#### DATASET RECORDS ####
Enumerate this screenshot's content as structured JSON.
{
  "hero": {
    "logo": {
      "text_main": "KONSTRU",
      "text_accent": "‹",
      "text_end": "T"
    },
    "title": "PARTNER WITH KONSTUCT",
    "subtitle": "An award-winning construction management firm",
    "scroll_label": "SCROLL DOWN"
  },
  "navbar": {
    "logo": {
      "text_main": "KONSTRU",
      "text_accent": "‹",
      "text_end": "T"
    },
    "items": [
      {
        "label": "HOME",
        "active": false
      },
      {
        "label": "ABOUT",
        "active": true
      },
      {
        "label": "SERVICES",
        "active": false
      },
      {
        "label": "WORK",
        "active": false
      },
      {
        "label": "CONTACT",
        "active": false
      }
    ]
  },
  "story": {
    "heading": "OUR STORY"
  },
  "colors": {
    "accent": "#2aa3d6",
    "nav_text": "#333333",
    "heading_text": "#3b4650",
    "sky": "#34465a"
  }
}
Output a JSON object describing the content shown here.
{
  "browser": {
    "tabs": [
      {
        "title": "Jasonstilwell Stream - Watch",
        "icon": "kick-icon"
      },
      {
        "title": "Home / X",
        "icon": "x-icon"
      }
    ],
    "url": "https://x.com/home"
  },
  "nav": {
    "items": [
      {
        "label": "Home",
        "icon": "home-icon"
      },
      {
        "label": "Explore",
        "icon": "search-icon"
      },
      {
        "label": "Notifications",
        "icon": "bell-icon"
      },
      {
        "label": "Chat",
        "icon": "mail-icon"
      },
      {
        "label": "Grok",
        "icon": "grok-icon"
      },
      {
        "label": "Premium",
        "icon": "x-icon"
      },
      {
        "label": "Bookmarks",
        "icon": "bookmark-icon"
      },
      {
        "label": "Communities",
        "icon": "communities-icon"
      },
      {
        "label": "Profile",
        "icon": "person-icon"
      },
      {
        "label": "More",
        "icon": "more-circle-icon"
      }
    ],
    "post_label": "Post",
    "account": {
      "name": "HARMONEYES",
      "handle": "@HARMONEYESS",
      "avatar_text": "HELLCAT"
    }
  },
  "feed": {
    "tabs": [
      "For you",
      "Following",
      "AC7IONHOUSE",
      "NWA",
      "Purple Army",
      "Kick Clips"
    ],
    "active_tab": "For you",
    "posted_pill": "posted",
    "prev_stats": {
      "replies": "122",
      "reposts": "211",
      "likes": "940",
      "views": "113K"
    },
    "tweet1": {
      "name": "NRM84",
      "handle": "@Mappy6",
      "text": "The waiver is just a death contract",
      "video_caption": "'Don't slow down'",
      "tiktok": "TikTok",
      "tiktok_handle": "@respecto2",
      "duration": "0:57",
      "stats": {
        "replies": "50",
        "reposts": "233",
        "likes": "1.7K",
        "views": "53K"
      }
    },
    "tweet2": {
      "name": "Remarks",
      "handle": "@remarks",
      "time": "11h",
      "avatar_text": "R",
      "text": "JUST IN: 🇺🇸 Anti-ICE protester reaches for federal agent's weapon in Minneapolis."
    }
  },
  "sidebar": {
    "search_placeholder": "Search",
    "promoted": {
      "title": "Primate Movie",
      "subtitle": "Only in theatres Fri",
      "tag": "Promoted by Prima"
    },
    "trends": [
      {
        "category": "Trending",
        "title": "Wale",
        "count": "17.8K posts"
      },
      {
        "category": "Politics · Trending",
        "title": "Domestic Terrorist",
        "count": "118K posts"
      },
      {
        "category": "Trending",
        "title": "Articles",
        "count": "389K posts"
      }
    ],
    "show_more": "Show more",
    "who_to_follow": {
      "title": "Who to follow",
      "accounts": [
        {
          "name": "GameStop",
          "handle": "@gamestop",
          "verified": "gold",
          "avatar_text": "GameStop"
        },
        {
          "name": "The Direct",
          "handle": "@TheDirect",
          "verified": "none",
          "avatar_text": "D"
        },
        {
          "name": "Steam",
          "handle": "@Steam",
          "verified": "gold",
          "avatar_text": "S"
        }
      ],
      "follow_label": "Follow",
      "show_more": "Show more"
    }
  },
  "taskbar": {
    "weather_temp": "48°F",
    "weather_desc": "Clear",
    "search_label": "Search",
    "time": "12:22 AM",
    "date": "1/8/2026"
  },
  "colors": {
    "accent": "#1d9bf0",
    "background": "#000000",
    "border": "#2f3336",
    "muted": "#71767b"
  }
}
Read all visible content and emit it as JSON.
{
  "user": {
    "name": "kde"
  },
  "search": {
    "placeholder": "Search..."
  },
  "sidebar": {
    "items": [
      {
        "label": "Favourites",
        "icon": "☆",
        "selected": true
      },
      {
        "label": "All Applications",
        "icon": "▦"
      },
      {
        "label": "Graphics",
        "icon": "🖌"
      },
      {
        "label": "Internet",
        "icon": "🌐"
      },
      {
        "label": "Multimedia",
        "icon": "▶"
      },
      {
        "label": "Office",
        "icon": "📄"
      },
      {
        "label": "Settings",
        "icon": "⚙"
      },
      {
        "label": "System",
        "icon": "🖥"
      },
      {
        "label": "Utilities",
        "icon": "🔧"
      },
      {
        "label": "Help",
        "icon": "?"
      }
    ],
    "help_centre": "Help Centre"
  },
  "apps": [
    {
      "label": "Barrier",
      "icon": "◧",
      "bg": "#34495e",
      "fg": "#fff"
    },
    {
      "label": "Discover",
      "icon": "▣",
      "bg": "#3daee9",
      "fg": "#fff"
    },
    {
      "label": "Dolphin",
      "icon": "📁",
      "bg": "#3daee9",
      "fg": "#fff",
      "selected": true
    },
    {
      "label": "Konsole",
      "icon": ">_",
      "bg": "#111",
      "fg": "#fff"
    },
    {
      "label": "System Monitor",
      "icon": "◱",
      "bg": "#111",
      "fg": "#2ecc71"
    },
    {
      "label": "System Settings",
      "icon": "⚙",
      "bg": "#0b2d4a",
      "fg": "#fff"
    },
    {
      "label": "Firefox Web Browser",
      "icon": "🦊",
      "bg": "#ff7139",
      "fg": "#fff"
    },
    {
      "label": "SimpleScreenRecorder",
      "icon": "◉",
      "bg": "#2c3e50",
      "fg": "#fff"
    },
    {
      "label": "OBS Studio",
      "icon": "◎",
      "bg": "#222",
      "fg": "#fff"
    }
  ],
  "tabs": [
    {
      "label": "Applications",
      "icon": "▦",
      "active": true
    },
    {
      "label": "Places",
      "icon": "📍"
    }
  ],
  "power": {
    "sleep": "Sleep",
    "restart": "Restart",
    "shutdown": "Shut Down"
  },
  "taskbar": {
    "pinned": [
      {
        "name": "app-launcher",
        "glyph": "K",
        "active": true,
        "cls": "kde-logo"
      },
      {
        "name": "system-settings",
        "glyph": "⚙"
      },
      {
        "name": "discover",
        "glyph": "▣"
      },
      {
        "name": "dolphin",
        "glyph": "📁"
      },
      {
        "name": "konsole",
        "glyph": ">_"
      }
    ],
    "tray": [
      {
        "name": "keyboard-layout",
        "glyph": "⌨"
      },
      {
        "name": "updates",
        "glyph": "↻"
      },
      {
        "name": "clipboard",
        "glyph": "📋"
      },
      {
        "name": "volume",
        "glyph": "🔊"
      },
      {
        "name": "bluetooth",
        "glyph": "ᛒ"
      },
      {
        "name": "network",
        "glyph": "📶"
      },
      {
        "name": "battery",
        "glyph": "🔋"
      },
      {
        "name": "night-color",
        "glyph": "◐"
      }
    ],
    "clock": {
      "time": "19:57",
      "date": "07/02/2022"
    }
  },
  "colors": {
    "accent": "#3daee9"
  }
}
####
WHAT YOU WILL DO: Write the data back out verbatim.

EXPECTED ANSWER:
Enumerate this screenshot's content as structured JSON.
{
  "hero": {
    "logo": {
      "text_main": "KONSTRU",
      "text_accent": "‹",
      "text_end": "T"
    },
    "title": "PARTNER WITH KONSTUCT",
    "subtitle": "An award-winning construction management firm",
    "scroll_label": "SCROLL DOWN"
  },
  "navbar": {
    "logo": {
      "text_main": "KONSTRU",
      "text_accent": "‹",
      "text_end": "T"
    },
    "items": [
      {
        "label": "HOME",
        "active": false
      },
      {
        "label": "ABOUT",
        "active": true
      },
      {
        "label": "SERVICES",
        "active": false
      },
      {
        "label": "WORK",
        "active": false
      },
      {
        "label": "CONTACT",
        "active": false
      }
    ]
  },
  "story": {
    "heading": "OUR STORY"
  },
  "colors": {
    "accent": "#2aa3d6",
    "nav_text": "#333333",
    "heading_text": "#3b4650",
    "sky": "#34465a"
  }
}
Output a JSON object describing the content shown here.
{
  "browser": {
    "tabs": [
      {
        "title": "Jasonstilwell Stream - Watch",
        "icon": "kick-icon"
      },
      {
        "title": "Home / X",
        "icon": "x-icon"
      }
    ],
    "url": "https://x.com/home"
  },
  "nav": {
    "items": [
      {
        "label": "Home",
        "icon": "home-icon"
      },
      {
        "label": "Explore",
        "icon": "search-icon"
      },
      {
        "label": "Notifications",
        "icon": "bell-icon"
      },
      {
        "label": "Chat",
        "icon": "mail-icon"
      },
      {
        "label": "Grok",
        "icon": "grok-icon"
      },
      {
        "label": "Premium",
        "icon": "x-icon"
      },
      {
        "label": "Bookmarks",
        "icon": "bookmark-icon"
      },
      {
        "label": "Communities",
        "icon": "communities-icon"
      },
      {
        "label": "Profile",
        "icon": "person-icon"
      },
      {
        "label": "More",
        "icon": "more-circle-icon"
      }
    ],
    "post_label": "Post",
    "account": {
      "name": "HARMONEYES",
      "handle": "@HARMONEYESS",
      "avatar_text": "HELLCAT"
    }
  },
  "feed": {
    "tabs": [
      "For you",
      "Following",
      "AC7IONHOUSE",
      "NWA",
      "Purple Army",
      "Kick Clips"
    ],
    "active_tab": "For you",
    "posted_pill": "posted",
    "prev_stats": {
      "replies": "122",
      "reposts": "211",
      "likes": "940",
      "views": "113K"
    },
    "tweet1": {
      "name": "NRM84",
      "handle": "@Mappy6",
      "text": "The waiver is just a death contract",
      "video_caption": "'Don't slow down'",
      "tiktok": "TikTok",
      "tiktok_handle": "@respecto2",
      "duration": "0:57",
      "stats": {
        "replies": "50",
        "reposts": "233",
        "likes": "1.7K",
        "views": "53K"
      }
    },
    "tweet2": {
      "name": "Remarks",
      "handle": "@remarks",
      "time": "11h",
      "avatar_text": "R",
      "text": "JUST IN: 🇺🇸 Anti-ICE protester reaches for federal agent's weapon in Minneapolis."
    }
  },
  "sidebar": {
    "search_placeholder": "Search",
    "promoted": {
      "title": "Primate Movie",
      "subtitle": "Only in theatres Fri",
      "tag": "Promoted by Prima"
    },
    "trends": [
      {
        "category": "Trending",
        "title": "Wale",
        "count": "17.8K posts"
      },
      {
        "category": "Politics · Trending",
        "title": "Domestic Terrorist",
        "count": "118K posts"
      },
      {
        "category": "Trending",
        "title": "Articles",
        "count": "389K posts"
      }
    ],
    "show_more": "Show more",
    "who_to_follow": {
      "title": "Who to follow",
      "accounts": [
        {
          "name": "GameStop",
          "handle": "@gamestop",
          "verified": "gold",
          "avatar_text": "GameStop"
        },
        {
          "name": "The Direct",
          "handle": "@TheDirect",
          "verified": "none",
          "avatar_text": "D"
        },
        {
          "name": "Steam",
          "handle": "@Steam",
          "verified": "gold",
          "avatar_text": "S"
        }
      ],
      "follow_label": "Follow",
      "show_more": "Show more"
    }
  },
  "taskbar": {
    "weather_temp": "48°F",
    "weather_desc": "Clear",
    "search_label": "Search",
    "time": "12:22 AM",
    "date": "1/8/2026"
  },
  "colors": {
    "accent": "#1d9bf0",
    "background": "#000000",
    "border": "#2f3336",
    "muted": "#71767b"
  }
}
Read all visible content and emit it as JSON.
{
  "user": {
    "name": "kde"
  },
  "search": {
    "placeholder": "Search..."
  },
  "sidebar": {
    "items": [
      {
        "label": "Favourites",
        "icon": "☆",
        "selected": true
      },
      {
        "label": "All Applications",
        "icon": "▦"
      },
      {
        "label": "Graphics",
        "icon": "🖌"
      },
      {
        "label": "Internet",
        "icon": "🌐"
      },
      {
        "label": "Multimedia",
        "icon": "▶"
      },
      {
        "label": "Office",
        "icon": "📄"
      },
      {
        "label": "Settings",
        "icon": "⚙"
      },
      {
        "label": "System",
        "icon": "🖥"
      },
      {
        "label": "Utilities",
        "icon": "🔧"
      },
      {
        "label": "Help",
        "icon": "?"
      }
    ],
    "help_centre": "Help Centre"
  },
  "apps": [
    {
      "label": "Barrier",
      "icon": "◧",
      "bg": "#34495e",
      "fg": "#fff"
    },
    {
      "label": "Discover",
      "icon": "▣",
      "bg": "#3daee9",
      "fg": "#fff"
    },
    {
      "label": "Dolphin",
      "icon": "📁",
      "bg": "#3daee9",
      "fg": "#fff",
      "selected": true
    },
    {
      "label": "Konsole",
      "icon": ">_",
      "bg": "#111",
      "fg": "#fff"
    },
    {
      "label": "System Monitor",
      "icon": "◱",
      "bg": "#111",
      "fg": "#2ecc71"
    },
    {
      "label": "System Settings",
      "icon": "⚙",
      "bg": "#0b2d4a",
      "fg": "#fff"
    },
    {
      "label": "Firefox Web Browser",
      "icon": "🦊",
      "bg": "#ff7139",
      "fg": "#fff"
    },
    {
      "label": "SimpleScreenRecorder",
      "icon": "◉",
      "bg": "#2c3e50",
      "fg": "#fff"
    },
    {
      "label": "OBS Studio",
      "icon": "◎",
      "bg": "#222",
      "fg": "#fff"
    }
  ],
  "tabs": [
    {
      "label": "Applications",
      "icon": "▦",
      "active": true
    },
    {
      "label": "Places",
      "icon": "📍"
    }
  ],
  "power": {
    "sleep": "Sleep",
    "restart": "Restart",
    "shutdown": "Shut Down"
  },
  "taskbar": {
    "pinned": [
      {
        "name": "app-launcher",
        "glyph": "K",
        "active": true,
        "cls": "kde-logo"
      },
      {
        "name": "system-settings",
        "glyph": "⚙"
      },
      {
        "name": "discover",
        "glyph": "▣"
      },
      {
        "name": "dolphin",
        "glyph": "📁"
      },
      {
        "name": "konsole",
        "glyph": ">_"
      }
    ],
    "tray": [
      {
        "name": "keyboard-layout",
        "glyph": "⌨"
      },
      {
        "name": "updates",
        "glyph": "↻"
      },
      {
        "name": "clipboard",
        "glyph": "📋"
      },
      {
        "name": "volume",
        "glyph": "🔊"
      },
      {
        "name": "bluetooth",
        "glyph": "ᛒ"
      },
      {
        "name": "network",
        "glyph": "📶"
      },
      {
        "name": "battery",
        "glyph": "🔋"
      },
      {
        "name": "night-color",
        "glyph": "◐"
      }
    ],
    "clock": {
      "time": "19:57",
      "date": "07/02/2022"
    }
  },
  "colors": {
    "accent": "#3daee9"
  }
}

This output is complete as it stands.